** SHORT TASK **
Start at the line containing "Transcribe this image's" and transcribe every line exactly through the end of the records below, and only those lines.

** SOURCE RECORDS **

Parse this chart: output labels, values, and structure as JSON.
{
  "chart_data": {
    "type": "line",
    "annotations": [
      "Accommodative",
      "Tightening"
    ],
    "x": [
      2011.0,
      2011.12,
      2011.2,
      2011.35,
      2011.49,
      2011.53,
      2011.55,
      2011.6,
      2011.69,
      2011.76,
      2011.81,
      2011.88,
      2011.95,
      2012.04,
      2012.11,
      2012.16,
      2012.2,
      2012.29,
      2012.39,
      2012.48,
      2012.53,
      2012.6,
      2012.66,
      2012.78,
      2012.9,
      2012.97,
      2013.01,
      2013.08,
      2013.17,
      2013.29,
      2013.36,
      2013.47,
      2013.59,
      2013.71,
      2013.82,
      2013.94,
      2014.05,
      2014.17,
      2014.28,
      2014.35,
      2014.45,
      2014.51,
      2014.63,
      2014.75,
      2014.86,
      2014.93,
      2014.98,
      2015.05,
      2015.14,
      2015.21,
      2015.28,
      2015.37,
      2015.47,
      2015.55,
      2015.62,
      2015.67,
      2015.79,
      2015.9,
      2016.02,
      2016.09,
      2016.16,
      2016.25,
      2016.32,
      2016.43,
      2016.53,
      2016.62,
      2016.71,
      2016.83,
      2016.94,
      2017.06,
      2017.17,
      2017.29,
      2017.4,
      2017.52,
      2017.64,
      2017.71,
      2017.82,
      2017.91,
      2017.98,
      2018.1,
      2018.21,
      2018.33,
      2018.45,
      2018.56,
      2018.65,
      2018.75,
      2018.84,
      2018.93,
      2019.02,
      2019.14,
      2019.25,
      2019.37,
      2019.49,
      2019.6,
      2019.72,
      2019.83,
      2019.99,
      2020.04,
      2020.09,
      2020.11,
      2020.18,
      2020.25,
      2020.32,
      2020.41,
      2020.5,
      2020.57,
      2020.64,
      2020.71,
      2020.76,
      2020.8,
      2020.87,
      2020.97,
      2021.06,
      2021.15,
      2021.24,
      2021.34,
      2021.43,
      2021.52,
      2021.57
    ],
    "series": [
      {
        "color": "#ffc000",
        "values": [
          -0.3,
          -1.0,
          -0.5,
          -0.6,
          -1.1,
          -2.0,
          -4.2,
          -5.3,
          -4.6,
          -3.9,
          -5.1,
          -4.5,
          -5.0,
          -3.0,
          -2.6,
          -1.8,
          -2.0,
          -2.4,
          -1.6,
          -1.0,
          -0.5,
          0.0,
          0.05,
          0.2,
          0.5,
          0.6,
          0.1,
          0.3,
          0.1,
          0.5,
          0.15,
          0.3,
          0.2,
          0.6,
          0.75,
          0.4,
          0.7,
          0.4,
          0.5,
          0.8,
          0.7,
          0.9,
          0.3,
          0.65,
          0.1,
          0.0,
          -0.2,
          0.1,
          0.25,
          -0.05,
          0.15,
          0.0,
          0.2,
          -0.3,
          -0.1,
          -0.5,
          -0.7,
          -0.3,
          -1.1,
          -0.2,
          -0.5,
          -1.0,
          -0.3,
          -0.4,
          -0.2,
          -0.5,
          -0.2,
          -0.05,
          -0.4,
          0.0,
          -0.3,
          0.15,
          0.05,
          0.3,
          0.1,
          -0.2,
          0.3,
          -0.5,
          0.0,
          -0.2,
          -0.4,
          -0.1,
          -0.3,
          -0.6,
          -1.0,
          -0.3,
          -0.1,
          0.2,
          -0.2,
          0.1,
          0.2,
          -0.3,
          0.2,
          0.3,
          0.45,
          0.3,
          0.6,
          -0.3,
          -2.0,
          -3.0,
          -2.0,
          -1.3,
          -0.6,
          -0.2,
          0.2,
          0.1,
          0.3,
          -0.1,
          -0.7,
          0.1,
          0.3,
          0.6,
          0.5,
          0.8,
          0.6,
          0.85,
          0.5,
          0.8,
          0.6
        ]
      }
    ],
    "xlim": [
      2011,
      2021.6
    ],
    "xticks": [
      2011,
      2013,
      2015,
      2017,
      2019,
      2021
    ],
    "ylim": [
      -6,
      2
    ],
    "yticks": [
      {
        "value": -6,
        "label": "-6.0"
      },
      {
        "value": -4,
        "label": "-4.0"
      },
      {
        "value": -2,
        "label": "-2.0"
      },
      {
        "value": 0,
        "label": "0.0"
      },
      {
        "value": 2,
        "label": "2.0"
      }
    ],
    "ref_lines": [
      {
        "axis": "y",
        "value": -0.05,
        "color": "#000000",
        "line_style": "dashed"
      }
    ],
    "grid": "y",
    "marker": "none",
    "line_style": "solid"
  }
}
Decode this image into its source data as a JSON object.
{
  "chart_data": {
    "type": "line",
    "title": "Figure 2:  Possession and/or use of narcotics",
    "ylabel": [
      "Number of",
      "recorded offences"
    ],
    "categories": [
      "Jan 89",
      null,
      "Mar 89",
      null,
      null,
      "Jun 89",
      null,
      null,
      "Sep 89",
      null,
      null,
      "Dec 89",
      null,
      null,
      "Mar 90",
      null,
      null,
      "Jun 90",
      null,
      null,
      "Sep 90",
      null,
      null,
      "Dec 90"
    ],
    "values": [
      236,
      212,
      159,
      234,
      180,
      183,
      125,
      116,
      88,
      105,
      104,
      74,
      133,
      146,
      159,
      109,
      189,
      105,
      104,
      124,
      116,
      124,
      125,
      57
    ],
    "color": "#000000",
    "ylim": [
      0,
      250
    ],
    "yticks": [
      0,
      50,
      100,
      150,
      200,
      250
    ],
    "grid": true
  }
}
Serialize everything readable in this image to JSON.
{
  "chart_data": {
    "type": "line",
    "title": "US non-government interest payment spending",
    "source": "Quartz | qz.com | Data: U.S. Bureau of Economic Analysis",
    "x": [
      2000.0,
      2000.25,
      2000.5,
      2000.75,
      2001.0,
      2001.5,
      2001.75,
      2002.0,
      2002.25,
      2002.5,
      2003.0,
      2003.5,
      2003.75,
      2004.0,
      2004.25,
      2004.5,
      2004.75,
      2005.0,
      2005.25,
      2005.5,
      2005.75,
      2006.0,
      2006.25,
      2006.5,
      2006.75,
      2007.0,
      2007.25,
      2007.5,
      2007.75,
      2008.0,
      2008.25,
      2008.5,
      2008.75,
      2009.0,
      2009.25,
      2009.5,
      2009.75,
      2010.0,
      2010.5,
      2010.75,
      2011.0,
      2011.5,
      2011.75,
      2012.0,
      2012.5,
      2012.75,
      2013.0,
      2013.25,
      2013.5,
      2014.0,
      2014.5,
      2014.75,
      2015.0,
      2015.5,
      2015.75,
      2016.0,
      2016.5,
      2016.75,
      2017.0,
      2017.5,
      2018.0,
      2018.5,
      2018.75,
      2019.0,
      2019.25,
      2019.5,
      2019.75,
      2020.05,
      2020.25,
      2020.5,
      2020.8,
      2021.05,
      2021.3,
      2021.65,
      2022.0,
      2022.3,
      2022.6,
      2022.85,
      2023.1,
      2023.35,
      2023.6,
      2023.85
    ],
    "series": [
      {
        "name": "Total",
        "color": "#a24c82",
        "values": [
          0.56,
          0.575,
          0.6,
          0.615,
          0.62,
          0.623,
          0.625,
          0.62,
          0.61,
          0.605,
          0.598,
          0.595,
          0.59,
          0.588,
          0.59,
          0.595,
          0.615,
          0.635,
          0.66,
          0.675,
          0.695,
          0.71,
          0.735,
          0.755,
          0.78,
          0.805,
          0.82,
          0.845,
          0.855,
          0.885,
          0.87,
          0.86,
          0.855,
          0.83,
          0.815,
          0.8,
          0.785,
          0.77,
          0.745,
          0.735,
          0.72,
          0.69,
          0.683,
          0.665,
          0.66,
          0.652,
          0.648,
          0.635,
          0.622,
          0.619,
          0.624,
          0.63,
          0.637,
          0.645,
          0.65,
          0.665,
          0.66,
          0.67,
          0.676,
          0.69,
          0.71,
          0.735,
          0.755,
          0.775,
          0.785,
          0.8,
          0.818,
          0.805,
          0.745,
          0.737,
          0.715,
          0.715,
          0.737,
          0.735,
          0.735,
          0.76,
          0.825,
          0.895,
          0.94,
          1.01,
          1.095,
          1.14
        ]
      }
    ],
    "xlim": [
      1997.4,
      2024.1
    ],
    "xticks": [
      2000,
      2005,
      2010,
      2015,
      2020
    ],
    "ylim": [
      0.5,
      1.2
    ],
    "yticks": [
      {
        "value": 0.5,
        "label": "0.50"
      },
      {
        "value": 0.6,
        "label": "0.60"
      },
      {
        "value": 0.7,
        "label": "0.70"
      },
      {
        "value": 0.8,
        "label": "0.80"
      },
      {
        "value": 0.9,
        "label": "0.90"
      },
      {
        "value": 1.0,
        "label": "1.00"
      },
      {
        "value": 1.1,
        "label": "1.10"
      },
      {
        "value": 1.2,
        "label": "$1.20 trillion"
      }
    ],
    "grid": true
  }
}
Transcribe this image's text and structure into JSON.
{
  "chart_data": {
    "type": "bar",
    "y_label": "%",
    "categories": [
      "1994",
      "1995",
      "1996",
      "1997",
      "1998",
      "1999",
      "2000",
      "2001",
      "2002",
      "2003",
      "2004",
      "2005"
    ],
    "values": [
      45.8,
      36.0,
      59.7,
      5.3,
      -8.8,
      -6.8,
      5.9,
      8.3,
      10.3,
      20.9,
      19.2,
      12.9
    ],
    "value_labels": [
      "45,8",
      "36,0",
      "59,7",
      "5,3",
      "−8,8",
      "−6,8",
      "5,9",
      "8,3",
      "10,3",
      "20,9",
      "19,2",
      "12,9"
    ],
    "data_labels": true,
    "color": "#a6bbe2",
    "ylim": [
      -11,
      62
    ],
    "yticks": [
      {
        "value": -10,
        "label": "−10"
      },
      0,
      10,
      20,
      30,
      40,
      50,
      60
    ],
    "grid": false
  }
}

** ANSWER IN FULL **
Transcribe this image's text and structure into JSON.
{
  "chart_data": {
    "type": "bar",
    "y_label": "%",
    "categories": [
      "1994",
      "1995",
      "1996",
      "1997",
      "1998",
      "1999",
      "2000",
      "2001",
      "2002",
      "2003",
      "2004",
      "2005"
    ],
    "values": [
      45.8,
      36.0,
      59.7,
      5.3,
      -8.8,
      -6.8,
      5.9,
      8.3,
      10.3,
      20.9,
      19.2,
      12.9
    ],
    "value_labels": [
      "45,8",
      "36,0",
      "59,7",
      "5,3",
      "−8,8",
      "−6,8",
      "5,9",
      "8,3",
      "10,3",
      "20,9",
      "19,2",
      "12,9"
    ],
    "data_labels": true,
    "color": "#a6bbe2",
    "ylim": [
      -11,
      62
    ],
    "yticks": [
      {
        "value": -10,
        "label": "−10"
      },
      0,
      10,
      20,
      30,
      40,
      50,
      60
    ],
    "grid": false
  }
}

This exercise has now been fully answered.